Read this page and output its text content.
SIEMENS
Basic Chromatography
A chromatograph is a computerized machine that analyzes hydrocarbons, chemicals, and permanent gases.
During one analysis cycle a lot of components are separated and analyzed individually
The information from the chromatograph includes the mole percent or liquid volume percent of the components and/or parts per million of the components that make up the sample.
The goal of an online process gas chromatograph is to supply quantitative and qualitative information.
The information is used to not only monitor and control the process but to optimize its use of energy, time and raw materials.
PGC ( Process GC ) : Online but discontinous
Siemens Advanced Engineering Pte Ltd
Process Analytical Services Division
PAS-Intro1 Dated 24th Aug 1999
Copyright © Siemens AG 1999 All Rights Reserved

## Exercise prompt
Repeat all the entries exactly as given.

## Final result
Read this page and output its text content.
SIEMENS
Basic Chromatography
A chromatograph is a computerized machine that analyzes hydrocarbons, chemicals, and permanent gases.
During one analysis cycle a lot of components are separated and analyzed individually
The information from the chromatograph includes the mole percent or liquid volume percent of the components and/or parts per million of the components that make up the sample.
The goal of an online process gas chromatograph is to supply quantitative and qualitative information.
The information is used to not only monitor and control the process but to optimize its use of energy, time and raw materials.
PGC ( Process GC ) : Online but discontinous
Siemens Advanced Engineering Pte Ltd
Process Analytical Services Division
PAS-Intro1 Dated 24th Aug 1999
Copyright © Siemens AG 1999 All Rights Reserved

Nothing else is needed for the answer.